» Task statement
Your task is to reproduce the entries below word for word.

Dataset entries
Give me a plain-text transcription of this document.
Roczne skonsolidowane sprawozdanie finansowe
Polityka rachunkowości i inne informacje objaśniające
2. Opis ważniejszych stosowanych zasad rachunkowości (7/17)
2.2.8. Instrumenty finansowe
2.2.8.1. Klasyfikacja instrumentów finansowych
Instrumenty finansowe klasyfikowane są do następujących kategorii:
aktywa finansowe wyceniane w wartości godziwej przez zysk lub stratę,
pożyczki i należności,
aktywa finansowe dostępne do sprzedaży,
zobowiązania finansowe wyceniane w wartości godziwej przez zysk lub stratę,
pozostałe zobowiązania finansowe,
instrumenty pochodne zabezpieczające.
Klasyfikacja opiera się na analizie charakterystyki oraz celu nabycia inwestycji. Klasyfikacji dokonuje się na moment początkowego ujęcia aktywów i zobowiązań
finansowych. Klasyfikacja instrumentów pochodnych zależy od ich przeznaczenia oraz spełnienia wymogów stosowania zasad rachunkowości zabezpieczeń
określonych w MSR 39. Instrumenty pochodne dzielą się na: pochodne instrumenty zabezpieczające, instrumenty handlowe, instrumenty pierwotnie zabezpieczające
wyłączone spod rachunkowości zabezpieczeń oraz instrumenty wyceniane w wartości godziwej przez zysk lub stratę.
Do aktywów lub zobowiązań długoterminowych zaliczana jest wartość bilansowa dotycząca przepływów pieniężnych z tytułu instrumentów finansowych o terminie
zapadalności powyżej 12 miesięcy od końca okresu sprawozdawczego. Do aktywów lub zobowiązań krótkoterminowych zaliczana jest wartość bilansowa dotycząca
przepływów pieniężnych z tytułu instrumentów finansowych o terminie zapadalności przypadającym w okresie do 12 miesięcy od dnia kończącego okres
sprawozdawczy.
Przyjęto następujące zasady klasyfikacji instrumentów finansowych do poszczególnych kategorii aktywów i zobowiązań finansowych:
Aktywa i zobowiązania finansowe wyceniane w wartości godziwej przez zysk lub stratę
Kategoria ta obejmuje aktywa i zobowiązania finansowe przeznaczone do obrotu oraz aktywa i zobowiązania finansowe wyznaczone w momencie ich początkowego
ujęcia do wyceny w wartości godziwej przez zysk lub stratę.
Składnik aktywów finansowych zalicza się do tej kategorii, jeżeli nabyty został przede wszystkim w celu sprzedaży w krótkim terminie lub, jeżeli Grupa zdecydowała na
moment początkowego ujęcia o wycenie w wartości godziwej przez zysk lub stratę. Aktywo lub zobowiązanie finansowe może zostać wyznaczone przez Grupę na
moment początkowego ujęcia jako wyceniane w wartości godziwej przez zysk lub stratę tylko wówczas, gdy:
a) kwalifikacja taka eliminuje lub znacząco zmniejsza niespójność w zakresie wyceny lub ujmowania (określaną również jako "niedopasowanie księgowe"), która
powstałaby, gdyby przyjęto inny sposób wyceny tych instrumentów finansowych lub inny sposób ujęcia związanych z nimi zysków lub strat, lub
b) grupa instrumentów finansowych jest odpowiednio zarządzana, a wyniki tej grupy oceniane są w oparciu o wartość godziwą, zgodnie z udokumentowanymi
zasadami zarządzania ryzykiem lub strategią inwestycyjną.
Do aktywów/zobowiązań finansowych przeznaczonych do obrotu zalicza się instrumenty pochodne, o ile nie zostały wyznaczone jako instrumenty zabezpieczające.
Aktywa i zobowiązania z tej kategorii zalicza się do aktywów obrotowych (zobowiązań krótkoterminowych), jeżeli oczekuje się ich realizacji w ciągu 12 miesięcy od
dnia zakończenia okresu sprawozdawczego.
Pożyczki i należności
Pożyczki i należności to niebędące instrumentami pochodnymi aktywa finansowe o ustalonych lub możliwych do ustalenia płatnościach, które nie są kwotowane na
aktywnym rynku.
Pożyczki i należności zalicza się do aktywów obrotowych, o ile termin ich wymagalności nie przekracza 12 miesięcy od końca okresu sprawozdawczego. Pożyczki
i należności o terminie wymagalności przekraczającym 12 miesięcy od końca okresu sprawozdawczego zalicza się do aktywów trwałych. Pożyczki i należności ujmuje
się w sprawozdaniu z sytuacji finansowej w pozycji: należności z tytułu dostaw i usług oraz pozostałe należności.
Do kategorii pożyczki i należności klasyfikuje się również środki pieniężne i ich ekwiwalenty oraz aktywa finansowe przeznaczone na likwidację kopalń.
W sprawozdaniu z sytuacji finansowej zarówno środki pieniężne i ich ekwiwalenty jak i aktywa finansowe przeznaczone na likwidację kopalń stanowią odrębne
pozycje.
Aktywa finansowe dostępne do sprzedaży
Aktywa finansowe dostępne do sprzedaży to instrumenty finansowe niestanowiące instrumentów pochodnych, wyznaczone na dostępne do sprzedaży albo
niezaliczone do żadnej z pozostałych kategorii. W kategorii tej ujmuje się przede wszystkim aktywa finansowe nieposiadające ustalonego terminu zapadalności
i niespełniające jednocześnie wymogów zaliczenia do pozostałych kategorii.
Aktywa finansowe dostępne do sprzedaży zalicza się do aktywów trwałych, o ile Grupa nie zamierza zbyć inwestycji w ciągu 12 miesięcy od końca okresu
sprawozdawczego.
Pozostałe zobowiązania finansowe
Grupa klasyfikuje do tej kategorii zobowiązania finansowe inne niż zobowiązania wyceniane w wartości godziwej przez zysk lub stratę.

» Result
Give me a plain-text transcription of this document.
Roczne skonsolidowane sprawozdanie finansowe
Polityka rachunkowości i inne informacje objaśniające
2. Opis ważniejszych stosowanych zasad rachunkowości (7/17)
2.2.8. Instrumenty finansowe
2.2.8.1. Klasyfikacja instrumentów finansowych
Instrumenty finansowe klasyfikowane są do następujących kategorii:
aktywa finansowe wyceniane w wartości godziwej przez zysk lub stratę,
pożyczki i należności,
aktywa finansowe dostępne do sprzedaży,
zobowiązania finansowe wyceniane w wartości godziwej przez zysk lub stratę,
pozostałe zobowiązania finansowe,
instrumenty pochodne zabezpieczające.
Klasyfikacja opiera się na analizie charakterystyki oraz celu nabycia inwestycji. Klasyfikacji dokonuje się na moment początkowego ujęcia aktywów i zobowiązań
finansowych. Klasyfikacja instrumentów pochodnych zależy od ich przeznaczenia oraz spełnienia wymogów stosowania zasad rachunkowości zabezpieczeń
określonych w MSR 39. Instrumenty pochodne dzielą się na: pochodne instrumenty zabezpieczające, instrumenty handlowe, instrumenty pierwotnie zabezpieczające
wyłączone spod rachunkowości zabezpieczeń oraz instrumenty wyceniane w wartości godziwej przez zysk lub stratę.
Do aktywów lub zobowiązań długoterminowych zaliczana jest wartość bilansowa dotycząca przepływów pieniężnych z tytułu instrumentów finansowych o terminie
zapadalności powyżej 12 miesięcy od końca okresu sprawozdawczego. Do aktywów lub zobowiązań krótkoterminowych zaliczana jest wartość bilansowa dotycząca
przepływów pieniężnych z tytułu instrumentów finansowych o terminie zapadalności przypadającym w okresie do 12 miesięcy od dnia kończącego okres
sprawozdawczy.
Przyjęto następujące zasady klasyfikacji instrumentów finansowych do poszczególnych kategorii aktywów i zobowiązań finansowych:
Aktywa i zobowiązania finansowe wyceniane w wartości godziwej przez zysk lub stratę
Kategoria ta obejmuje aktywa i zobowiązania finansowe przeznaczone do obrotu oraz aktywa i zobowiązania finansowe wyznaczone w momencie ich początkowego
ujęcia do wyceny w wartości godziwej przez zysk lub stratę.
Składnik aktywów finansowych zalicza się do tej kategorii, jeżeli nabyty został przede wszystkim w celu sprzedaży w krótkim terminie lub, jeżeli Grupa zdecydowała na
moment początkowego ujęcia o wycenie w wartości godziwej przez zysk lub stratę. Aktywo lub zobowiązanie finansowe może zostać wyznaczone przez Grupę na
moment początkowego ujęcia jako wyceniane w wartości godziwej przez zysk lub stratę tylko wówczas, gdy:
a) kwalifikacja taka eliminuje lub znacząco zmniejsza niespójność w zakresie wyceny lub ujmowania (określaną również jako "niedopasowanie księgowe"), która
powstałaby, gdyby przyjęto inny sposób wyceny tych instrumentów finansowych lub inny sposób ujęcia związanych z nimi zysków lub strat, lub
b) grupa instrumentów finansowych jest odpowiednio zarządzana, a wyniki tej grupy oceniane są w oparciu o wartość godziwą, zgodnie z udokumentowanymi
zasadami zarządzania ryzykiem lub strategią inwestycyjną.
Do aktywów/zobowiązań finansowych przeznaczonych do obrotu zalicza się instrumenty pochodne, o ile nie zostały wyznaczone jako instrumenty zabezpieczające.
Aktywa i zobowiązania z tej kategorii zalicza się do aktywów obrotowych (zobowiązań krótkoterminowych), jeżeli oczekuje się ich realizacji w ciągu 12 miesięcy od
dnia zakończenia okresu sprawozdawczego.
Pożyczki i należności
Pożyczki i należności to niebędące instrumentami pochodnymi aktywa finansowe o ustalonych lub możliwych do ustalenia płatnościach, które nie są kwotowane na
aktywnym rynku.
Pożyczki i należności zalicza się do aktywów obrotowych, o ile termin ich wymagalności nie przekracza 12 miesięcy od końca okresu sprawozdawczego. Pożyczki
i należności o terminie wymagalności przekraczającym 12 miesięcy od końca okresu sprawozdawczego zalicza się do aktywów trwałych. Pożyczki i należności ujmuje
się w sprawozdaniu z sytuacji finansowej w pozycji: należności z tytułu dostaw i usług oraz pozostałe należności.
Do kategorii pożyczki i należności klasyfikuje się również środki pieniężne i ich ekwiwalenty oraz aktywa finansowe przeznaczone na likwidację kopalń.
W sprawozdaniu z sytuacji finansowej zarówno środki pieniężne i ich ekwiwalenty jak i aktywa finansowe przeznaczone na likwidację kopalń stanowią odrębne
pozycje.
Aktywa finansowe dostępne do sprzedaży
Aktywa finansowe dostępne do sprzedaży to instrumenty finansowe niestanowiące instrumentów pochodnych, wyznaczone na dostępne do sprzedaży albo
niezaliczone do żadnej z pozostałych kategorii. W kategorii tej ujmuje się przede wszystkim aktywa finansowe nieposiadające ustalonego terminu zapadalności
i niespełniające jednocześnie wymogów zaliczenia do pozostałych kategorii.
Aktywa finansowe dostępne do sprzedaży zalicza się do aktywów trwałych, o ile Grupa nie zamierza zbyć inwestycji w ciągu 12 miesięcy od końca okresu
sprawozdawczego.
Pozostałe zobowiązania finansowe
Grupa klasyfikuje do tej kategorii zobowiązania finansowe inne niż zobowiązania wyceniane w wartości godziwej przez zysk lub stratę.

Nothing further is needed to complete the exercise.